> **WHAT IS REQUIRED**
Pull out each line in the listing below that contains the string "July".

···

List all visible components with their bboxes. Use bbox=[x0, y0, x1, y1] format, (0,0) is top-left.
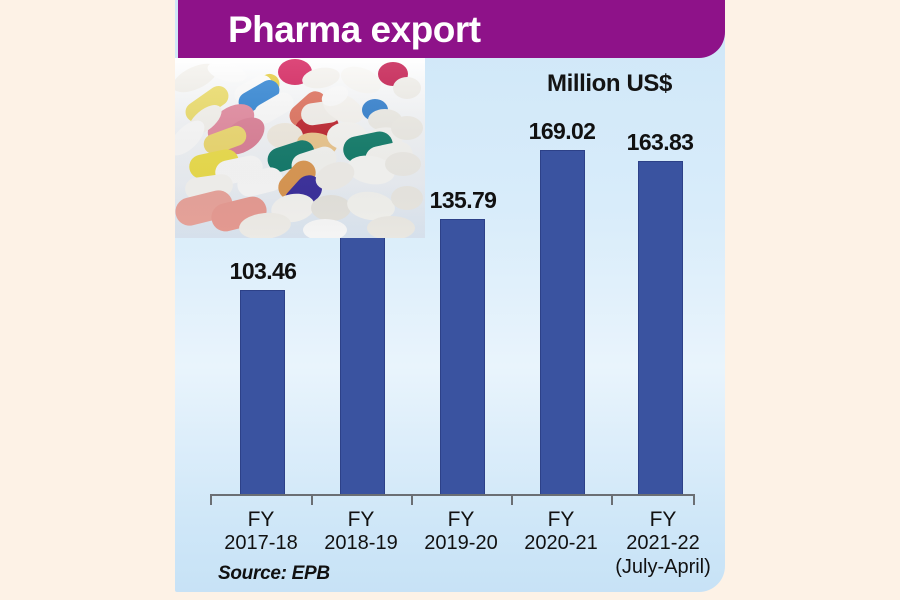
x-label-line2: 2019-20 bbox=[424, 532, 498, 555]
bar-chart-plot: 103.46 129.95 135.79 169.02 163.83 FY 20… bbox=[175, 0, 725, 592]
axis-tick-end bbox=[693, 494, 695, 505]
x-axis-label-fy-2020-21: FY 2020-21 bbox=[505, 508, 617, 556]
value-label-fy-2021-22: 163.83 bbox=[626, 129, 694, 155]
x-label-line2: 2017-18 bbox=[224, 532, 298, 555]
source-note: Source: EPB bbox=[218, 563, 330, 584]
value-label-fy-2017-18: 103.46 bbox=[229, 258, 297, 284]
x-label-line2: 2021-22 bbox=[626, 532, 700, 555]
value-label-fy-2020-21: 169.02 bbox=[528, 118, 596, 144]
x-axis-label-fy-2019-20: FY 2019-20 bbox=[405, 508, 517, 556]
x-label-line1: FY bbox=[649, 508, 677, 531]
pills-and-capsules-photo bbox=[175, 58, 425, 238]
value-label-fy-2019-20: 135.79 bbox=[429, 187, 497, 213]
axis-tick-start bbox=[210, 494, 212, 505]
x-axis-label-fy-2018-19: FY 2018-19 bbox=[305, 508, 417, 556]
x-axis-line bbox=[210, 494, 695, 496]
bar-fy-2021-22 bbox=[638, 161, 683, 495]
chart-panel: Million US$ 103.46 129.95 135.79 169.02 … bbox=[175, 0, 725, 592]
title-banner: Pharma export bbox=[178, 0, 725, 58]
axis-tick-4 bbox=[611, 494, 613, 505]
x-label-line1: FY bbox=[447, 508, 475, 531]
x-axis-label-fy-2021-22: FY 2021-22 (July-April) bbox=[604, 508, 722, 579]
unit-label: Million US$ bbox=[547, 70, 672, 97]
x-axis-label-fy-2017-18: FY 2017-18 bbox=[205, 508, 317, 556]
page-title: Pharma export bbox=[228, 8, 481, 50]
x-label-line3: (July-April) bbox=[615, 555, 711, 578]
x-label-line2: 2018-19 bbox=[324, 532, 398, 555]
bar-fy-2020-21 bbox=[540, 150, 585, 495]
x-label-line2: 2020-21 bbox=[524, 532, 598, 555]
axis-tick-1 bbox=[311, 494, 313, 505]
bar-fy-2018-19 bbox=[340, 232, 385, 495]
x-label-line1: FY bbox=[547, 508, 575, 531]
axis-tick-3 bbox=[511, 494, 513, 505]
bar-fy-2019-20 bbox=[440, 219, 485, 495]
x-label-line1: FY bbox=[347, 508, 375, 531]
x-label-line1: FY bbox=[247, 508, 275, 531]
axis-tick-2 bbox=[411, 494, 413, 505]
bar-fy-2017-18 bbox=[240, 290, 285, 495]
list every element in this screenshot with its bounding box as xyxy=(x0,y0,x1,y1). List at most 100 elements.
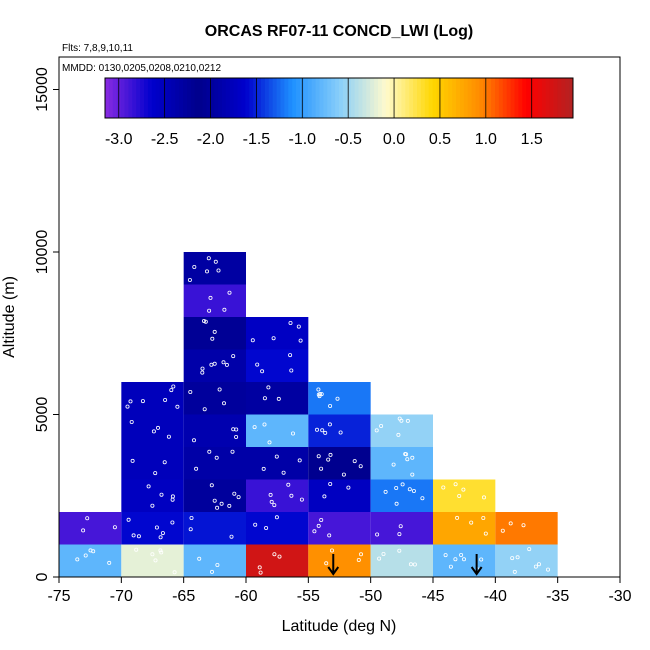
colorbar-tick-label: -2.0 xyxy=(197,131,225,148)
colorbar-segment xyxy=(288,78,293,118)
colorbar-segment xyxy=(272,78,278,118)
track-point xyxy=(125,404,130,409)
heatmap-cell xyxy=(308,512,371,545)
track-point xyxy=(129,419,134,424)
track-point xyxy=(207,449,212,454)
colorbar-segment xyxy=(151,78,157,118)
colorbar-tick-label: 1.0 xyxy=(475,131,497,148)
colorbar-segment xyxy=(530,78,535,118)
track-point xyxy=(160,531,165,536)
colorbar-segment xyxy=(303,78,309,118)
track-point xyxy=(200,370,205,375)
colorbar-segment xyxy=(190,78,196,118)
track-point xyxy=(341,472,346,477)
heatmap-cell xyxy=(370,447,433,480)
track-point xyxy=(324,561,329,566)
track-point xyxy=(443,553,448,558)
track-point xyxy=(533,564,538,569)
colorbar-tick-label: -0.5 xyxy=(334,131,362,148)
x-tick-label: -40 xyxy=(484,588,507,605)
colorbar-frame xyxy=(104,77,574,119)
colorbar-segment xyxy=(428,78,434,118)
track-point xyxy=(207,308,212,313)
track-point xyxy=(377,556,382,561)
heatmap-cell xyxy=(370,414,433,447)
heatmap-cell xyxy=(308,382,371,415)
track-point xyxy=(204,269,209,274)
track-point xyxy=(268,492,273,497)
track-point xyxy=(215,505,220,510)
x-axis: -75 -70 -65 -60 -55 -50 -45 -40 -35 -30 xyxy=(47,577,632,605)
track-point xyxy=(338,430,343,435)
colorbar-segment xyxy=(296,78,301,118)
colorbar-segment xyxy=(186,78,192,118)
track-point xyxy=(394,485,399,490)
colorbar-tick-label: -3.0 xyxy=(105,131,133,148)
colorbar-segment xyxy=(253,78,258,118)
track-point xyxy=(398,524,403,529)
track-point xyxy=(267,440,272,445)
track-point xyxy=(510,556,515,561)
track-point xyxy=(328,403,333,408)
track-point xyxy=(403,451,408,456)
track-point xyxy=(405,457,410,462)
colorbar-segment xyxy=(475,78,480,118)
track-point xyxy=(322,494,327,499)
track-point xyxy=(328,481,333,486)
track-point xyxy=(261,466,266,471)
colorbar-segment xyxy=(245,78,250,118)
track-point xyxy=(327,533,332,538)
track-point xyxy=(187,277,192,282)
colorbar-segment xyxy=(405,78,410,118)
track-point xyxy=(107,560,112,565)
colorbar-segment xyxy=(467,78,473,118)
colorbar-segment xyxy=(222,78,227,118)
colorbar-segment xyxy=(268,78,274,118)
track-point xyxy=(172,570,177,575)
track-point xyxy=(136,534,141,539)
track-point xyxy=(83,553,88,558)
heatmap-cell xyxy=(121,512,184,545)
track-point xyxy=(192,264,197,269)
heatmap-cell xyxy=(59,544,122,577)
colorbar-segment xyxy=(510,78,515,118)
flight-track-points xyxy=(75,256,551,575)
track-point xyxy=(407,487,412,492)
track-point xyxy=(130,458,135,463)
heatmap-cells xyxy=(59,252,558,577)
markers xyxy=(327,554,483,576)
plot-frame xyxy=(58,56,621,578)
track-point xyxy=(112,525,117,530)
colorbar-segment xyxy=(471,78,476,118)
colorbar-segment xyxy=(393,78,398,118)
track-point xyxy=(234,434,239,439)
track-point xyxy=(286,482,291,487)
track-point xyxy=(412,562,417,567)
track-point xyxy=(159,550,164,555)
track-point xyxy=(214,455,219,460)
track-point xyxy=(508,521,513,526)
track-point xyxy=(396,432,401,437)
track-point xyxy=(213,259,218,264)
track-point xyxy=(379,423,384,428)
heatmap-cell xyxy=(246,512,309,545)
track-point xyxy=(327,422,332,427)
track-point xyxy=(374,428,379,433)
track-point xyxy=(290,431,295,436)
track-point xyxy=(289,368,294,373)
colorbar-segment xyxy=(557,78,562,118)
track-point xyxy=(215,563,220,568)
colorbar-segment xyxy=(444,78,449,118)
colorbar-segment xyxy=(339,78,344,118)
colorbar-segment xyxy=(549,78,554,118)
colorbar-segment xyxy=(413,78,418,118)
track-point xyxy=(222,307,227,312)
track-point xyxy=(512,569,517,574)
colorbar-segment xyxy=(311,78,317,118)
track-point xyxy=(453,557,458,562)
track-point xyxy=(537,562,542,567)
track-point xyxy=(169,388,174,393)
colorbar-segment xyxy=(241,78,246,118)
colorbar-segment xyxy=(155,78,161,118)
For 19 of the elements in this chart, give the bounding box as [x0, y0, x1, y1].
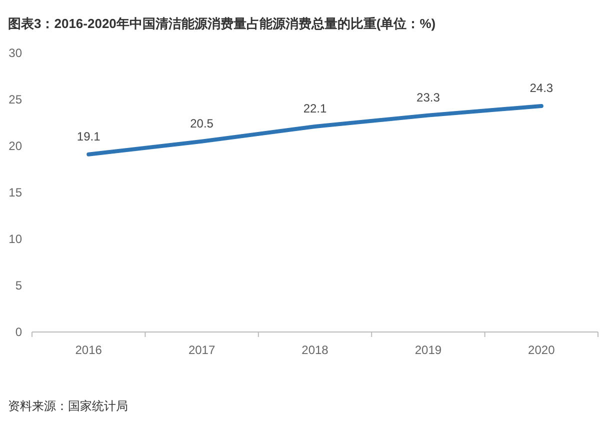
data-label: 23.3 — [416, 90, 440, 104]
x-tick-label: 2018 — [302, 343, 329, 357]
x-tick-label: 2019 — [414, 343, 442, 357]
x-tick-label: 2020 — [528, 343, 556, 357]
data-label: 20.5 — [190, 116, 214, 130]
x-tick-label: 2017 — [188, 343, 216, 357]
data-label: 24.3 — [530, 81, 554, 96]
y-tick-label: 5 — [15, 278, 22, 292]
y-tick-label: 0 — [15, 325, 22, 339]
y-tick-label: 25 — [8, 92, 22, 106]
y-tick-label: 20 — [8, 139, 22, 153]
y-tick-label: 15 — [8, 186, 22, 200]
data-label: 19.1 — [76, 129, 101, 144]
x-tick-label: 2016 — [75, 343, 102, 357]
y-tick-label: 10 — [8, 232, 22, 246]
data-label: 22.1 — [303, 101, 327, 116]
y-tick-label: 30 — [8, 46, 22, 60]
text: 资料来源：国家统计局 — [8, 399, 128, 413]
chart-title: 图表3：2016-2020年中国清洁能源消费量占能源消费总量的比重(单位：%) — [8, 16, 436, 31]
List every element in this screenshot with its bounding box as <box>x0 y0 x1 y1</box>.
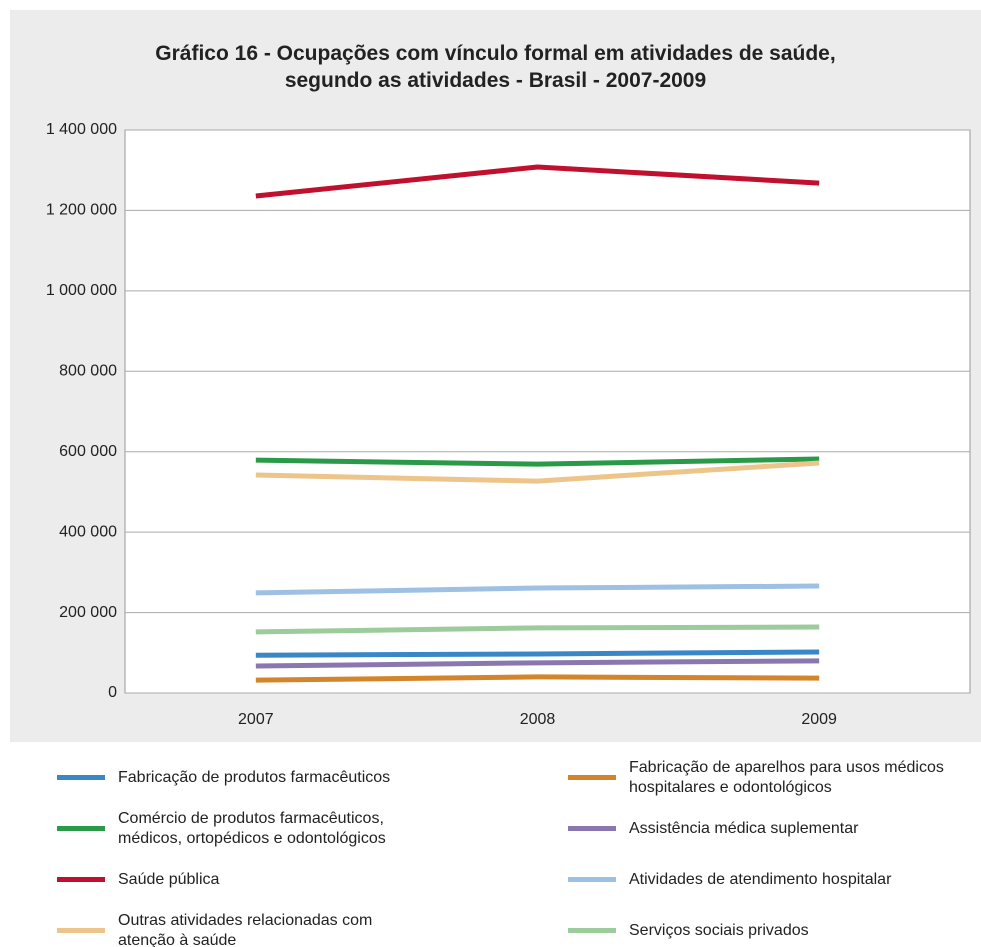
series-line <box>255 658 820 669</box>
legend-label: Saúde pública <box>118 870 220 888</box>
y-tick-label: 1 200 000 <box>46 202 117 219</box>
legend-item: Serviços sociais privados <box>568 905 977 947</box>
y-tick-label: 1 000 000 <box>46 282 117 299</box>
series-line <box>255 164 820 199</box>
legend-swatch <box>57 826 105 831</box>
x-tick-label: 2009 <box>801 711 837 728</box>
legend-swatch <box>568 826 616 831</box>
series-line <box>255 583 820 596</box>
legend: Fabricação de produtos farmacêuticos Fabr… <box>57 752 977 947</box>
series-line <box>255 674 820 683</box>
legend-label: Atividades de atendimento hospitalar <box>629 870 892 888</box>
x-tick-label: 2008 <box>520 711 556 728</box>
legend-label: Serviços sociais privados <box>629 921 809 939</box>
series-line <box>255 624 820 635</box>
plot-area <box>124 129 971 694</box>
y-tick-label: 800 000 <box>59 363 117 380</box>
legend-item: Outras atividades relacionadas com atenç… <box>57 905 568 947</box>
legend-swatch <box>568 928 616 933</box>
x-tick-label: 2007 <box>238 711 274 728</box>
legend-label: Comércio de produtos farmacêuticos, médi… <box>118 809 386 847</box>
y-tick-label: 600 000 <box>59 443 117 460</box>
legend-label: Outras atividades relacionadas com atenç… <box>118 911 373 947</box>
legend-swatch <box>568 877 616 882</box>
title-box: Gráfico 16 - Ocupações com vínculo forma… <box>10 40 981 94</box>
legend-item: Comércio de produtos farmacêuticos, médi… <box>57 803 568 854</box>
legend-item: Fabricação de aparelhos para usos médico… <box>568 752 977 803</box>
legend-label: Assistência médica suplementar <box>629 819 859 837</box>
legend-item: Assistência médica suplementar <box>568 803 977 854</box>
series-line <box>255 456 820 467</box>
y-tick-label: 1 400 000 <box>46 121 117 138</box>
legend-swatch <box>57 928 105 933</box>
y-tick-label: 200 000 <box>59 604 117 621</box>
legend-label: Fabricação de produtos farmacêuticos <box>118 768 391 786</box>
legend-item: Atividades de atendimento hospitalar <box>568 854 977 905</box>
legend-swatch <box>57 877 105 882</box>
series-line <box>255 649 820 658</box>
legend-swatch <box>568 775 616 780</box>
legend-item: Saúde pública <box>57 854 568 905</box>
legend-swatch <box>57 775 105 780</box>
chart-title: Gráfico 16 - Ocupações com vínculo forma… <box>155 42 836 92</box>
legend-label: Fabricação de aparelhos para usos médico… <box>629 758 944 796</box>
y-tick-label: 0 <box>108 684 117 701</box>
y-tick-label: 400 000 <box>59 523 117 540</box>
series-line <box>255 460 820 484</box>
legend-item: Fabricação de produtos farmacêuticos <box>57 752 568 803</box>
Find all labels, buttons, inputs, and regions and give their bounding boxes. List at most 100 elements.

···

> **TASK RESPONSE**
x-axis-label-fy-2021-22: FY 2021-22 (July-April) bbox=[604, 508, 722, 579]
x-label-line3: (July-April) bbox=[615, 555, 711, 578]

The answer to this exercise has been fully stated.